● **GIVEN INSTRUCTION**:
What follows is a set of records; restate each one word for word and drop the pictures.
>> START DATA
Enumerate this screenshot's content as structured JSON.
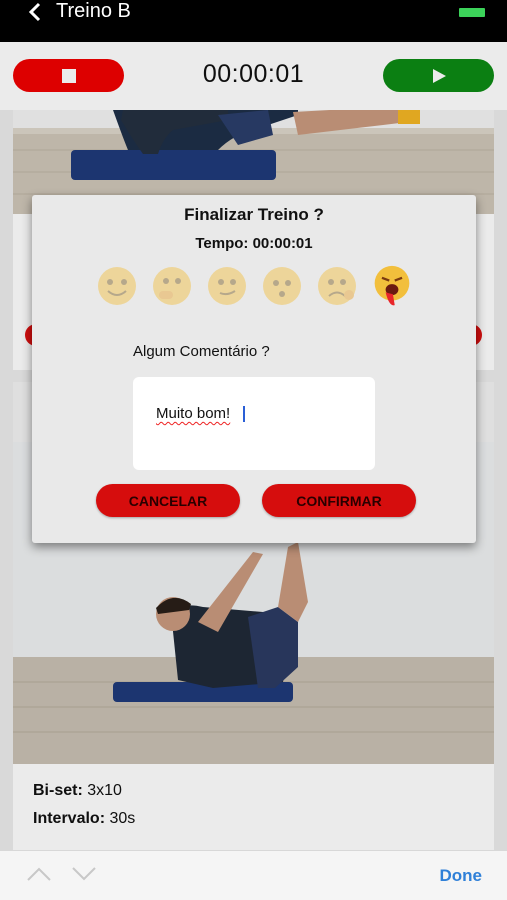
{
  "header": {
    "title": "Treino B"
  },
  "timer": {
    "elapsed": "00:00:01"
  },
  "exercise": {
    "biset_label": "Bi-set:",
    "biset_value": "3x10",
    "interval_label": "Intervalo:",
    "interval_value": "30s"
  },
  "dialog": {
    "title": "Finalizar Treino ?",
    "time_text": "Tempo: 00:00:01",
    "emojis": [
      "happy-face-icon",
      "thinking-face-icon",
      "smirk-face-icon",
      "worried-face-icon",
      "sad-face-icon",
      "exhausted-face-icon"
    ],
    "comment_label": "Algum Comentário ?",
    "comment_value": "Muito bom!",
    "cancel_label": "CANCELAR",
    "confirm_label": "CONFIRMAR"
  },
  "keyboard_toolbar": {
    "done_label": "Done"
  },
  "colors": {
    "stop": "#f00000",
    "play": "#0c8a14",
    "action": "#d60d0d",
    "done": "#2f80d8"
  }
}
>> END DATA
● **OUTPUT FOR THIS TASK**:
Enumerate this screenshot's content as structured JSON.
{
  "header": {
    "title": "Treino B"
  },
  "timer": {
    "elapsed": "00:00:01"
  },
  "exercise": {
    "biset_label": "Bi-set:",
    "biset_value": "3x10",
    "interval_label": "Intervalo:",
    "interval_value": "30s"
  },
  "dialog": {
    "title": "Finalizar Treino ?",
    "time_text": "Tempo: 00:00:01",
    "emojis": [
      "happy-face-icon",
      "thinking-face-icon",
      "smirk-face-icon",
      "worried-face-icon",
      "sad-face-icon",
      "exhausted-face-icon"
    ],
    "comment_label": "Algum Comentário ?",
    "comment_value": "Muito bom!",
    "cancel_label": "CANCELAR",
    "confirm_label": "CONFIRMAR"
  },
  "keyboard_toolbar": {
    "done_label": "Done"
  },
  "colors": {
    "stop": "#f00000",
    "play": "#0c8a14",
    "action": "#d60d0d",
    "done": "#2f80d8"
  }
}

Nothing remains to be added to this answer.